Problem description - Return all lines where the word "fruit" can be found.

Records for this task -
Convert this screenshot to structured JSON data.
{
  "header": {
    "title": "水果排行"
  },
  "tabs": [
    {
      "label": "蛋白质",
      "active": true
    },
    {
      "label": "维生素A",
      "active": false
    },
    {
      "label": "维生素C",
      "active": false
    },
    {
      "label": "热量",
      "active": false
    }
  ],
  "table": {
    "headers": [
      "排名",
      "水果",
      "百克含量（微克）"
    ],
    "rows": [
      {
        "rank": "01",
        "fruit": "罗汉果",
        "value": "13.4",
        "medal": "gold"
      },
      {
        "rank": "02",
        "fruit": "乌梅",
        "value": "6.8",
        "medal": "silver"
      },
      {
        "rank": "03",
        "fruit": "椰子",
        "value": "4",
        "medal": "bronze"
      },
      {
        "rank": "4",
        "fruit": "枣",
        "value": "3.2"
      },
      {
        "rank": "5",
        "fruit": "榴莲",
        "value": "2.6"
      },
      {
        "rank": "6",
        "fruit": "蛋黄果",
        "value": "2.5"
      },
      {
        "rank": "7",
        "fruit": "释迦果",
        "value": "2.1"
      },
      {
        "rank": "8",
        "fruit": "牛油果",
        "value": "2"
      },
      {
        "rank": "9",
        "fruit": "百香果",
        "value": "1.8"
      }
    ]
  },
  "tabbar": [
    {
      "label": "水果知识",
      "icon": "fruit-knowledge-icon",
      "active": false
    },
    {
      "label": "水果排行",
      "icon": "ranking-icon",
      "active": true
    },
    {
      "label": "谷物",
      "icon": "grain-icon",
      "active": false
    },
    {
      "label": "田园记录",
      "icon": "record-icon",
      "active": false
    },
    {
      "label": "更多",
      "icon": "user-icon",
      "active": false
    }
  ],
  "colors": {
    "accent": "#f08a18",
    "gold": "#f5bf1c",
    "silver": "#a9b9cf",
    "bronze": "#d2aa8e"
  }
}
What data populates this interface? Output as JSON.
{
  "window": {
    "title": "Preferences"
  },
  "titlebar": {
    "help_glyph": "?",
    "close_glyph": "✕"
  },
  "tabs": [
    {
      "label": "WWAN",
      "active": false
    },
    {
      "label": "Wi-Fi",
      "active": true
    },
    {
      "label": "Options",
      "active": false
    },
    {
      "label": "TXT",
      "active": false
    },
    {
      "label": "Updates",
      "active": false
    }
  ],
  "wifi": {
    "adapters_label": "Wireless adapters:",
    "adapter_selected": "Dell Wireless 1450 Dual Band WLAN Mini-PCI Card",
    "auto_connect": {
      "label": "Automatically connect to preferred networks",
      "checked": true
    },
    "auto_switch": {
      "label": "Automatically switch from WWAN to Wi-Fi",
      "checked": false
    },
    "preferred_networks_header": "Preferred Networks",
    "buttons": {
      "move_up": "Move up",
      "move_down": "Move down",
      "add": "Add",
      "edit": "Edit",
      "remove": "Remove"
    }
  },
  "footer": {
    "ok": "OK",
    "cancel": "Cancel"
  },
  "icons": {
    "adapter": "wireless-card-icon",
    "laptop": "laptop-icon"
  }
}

Correct answer -
        "fruit": "罗汉果",
        "fruit": "乌梅",
        "fruit": "椰子",
        "fruit": "枣",
        "fruit": "榴莲",
        "fruit": "蛋黄果",
        "fruit": "释迦果",
        "fruit": "牛油果",
        "fruit": "百香果",
      "icon": "fruit-knowledge-icon",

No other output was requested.